PROBLEM TO SOLVE: Output all the material that follows, exactly as given.

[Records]
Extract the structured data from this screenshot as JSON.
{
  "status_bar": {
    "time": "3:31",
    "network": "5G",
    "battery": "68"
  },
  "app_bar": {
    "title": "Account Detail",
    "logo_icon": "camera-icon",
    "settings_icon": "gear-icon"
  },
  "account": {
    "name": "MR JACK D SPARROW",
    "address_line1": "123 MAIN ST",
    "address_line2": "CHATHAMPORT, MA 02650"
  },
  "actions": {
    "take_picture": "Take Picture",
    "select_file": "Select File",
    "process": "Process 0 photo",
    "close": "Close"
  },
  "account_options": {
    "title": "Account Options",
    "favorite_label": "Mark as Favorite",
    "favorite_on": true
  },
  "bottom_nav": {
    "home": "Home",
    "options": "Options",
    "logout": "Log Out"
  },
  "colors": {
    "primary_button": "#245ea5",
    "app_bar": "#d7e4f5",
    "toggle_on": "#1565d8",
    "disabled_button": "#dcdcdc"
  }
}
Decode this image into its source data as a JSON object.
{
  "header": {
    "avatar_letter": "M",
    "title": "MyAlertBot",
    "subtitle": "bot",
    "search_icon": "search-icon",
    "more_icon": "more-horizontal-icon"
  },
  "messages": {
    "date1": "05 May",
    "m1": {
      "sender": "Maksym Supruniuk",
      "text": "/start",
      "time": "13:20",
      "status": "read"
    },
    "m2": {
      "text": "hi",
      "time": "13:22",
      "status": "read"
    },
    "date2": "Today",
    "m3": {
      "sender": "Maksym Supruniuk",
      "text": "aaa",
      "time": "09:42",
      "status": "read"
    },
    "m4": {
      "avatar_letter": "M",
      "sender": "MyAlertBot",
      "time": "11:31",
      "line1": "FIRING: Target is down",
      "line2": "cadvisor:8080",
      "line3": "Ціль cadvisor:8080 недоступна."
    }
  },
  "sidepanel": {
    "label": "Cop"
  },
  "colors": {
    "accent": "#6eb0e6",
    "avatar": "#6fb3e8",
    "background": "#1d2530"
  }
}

ANSWER TO THIS PROBLEM:
Extract the structured data from this screenshot as JSON.
{
  "status_bar": {
    "time": "3:31",
    "network": "5G",
    "battery": "68"
  },
  "app_bar": {
    "title": "Account Detail",
    "logo_icon": "camera-icon",
    "settings_icon": "gear-icon"
  },
  "account": {
    "name": "MR JACK D SPARROW",
    "address_line1": "123 MAIN ST",
    "address_line2": "CHATHAMPORT, MA 02650"
  },
  "actions": {
    "take_picture": "Take Picture",
    "select_file": "Select File",
    "process": "Process 0 photo",
    "close": "Close"
  },
  "account_options": {
    "title": "Account Options",
    "favorite_label": "Mark as Favorite",
    "favorite_on": true
  },
  "bottom_nav": {
    "home": "Home",
    "options": "Options",
    "logout": "Log Out"
  },
  "colors": {
    "primary_button": "#245ea5",
    "app_bar": "#d7e4f5",
    "toggle_on": "#1565d8",
    "disabled_button": "#dcdcdc"
  }
}
Decode this image into its source data as a JSON object.
{
  "header": {
    "avatar_letter": "M",
    "title": "MyAlertBot",
    "subtitle": "bot",
    "search_icon": "search-icon",
    "more_icon": "more-horizontal-icon"
  },
  "messages": {
    "date1": "05 May",
    "m1": {
      "sender": "Maksym Supruniuk",
      "text": "/start",
      "time": "13:20",
      "status": "read"
    },
    "m2": {
      "text": "hi",
      "time": "13:22",
      "status": "read"
    },
    "date2": "Today",
    "m3": {
      "sender": "Maksym Supruniuk",
      "text": "aaa",
      "time": "09:42",
      "status": "read"
    },
    "m4": {
      "avatar_letter": "M",
      "sender": "MyAlertBot",
      "time": "11:31",
      "line1": "FIRING: Target is down",
      "line2": "cadvisor:8080",
      "line3": "Ціль cadvisor:8080 недоступна."
    }
  },
  "sidepanel": {
    "label": "Cop"
  },
  "colors": {
    "accent": "#6eb0e6",
    "avatar": "#6fb3e8",
    "background": "#1d2530"
  }
}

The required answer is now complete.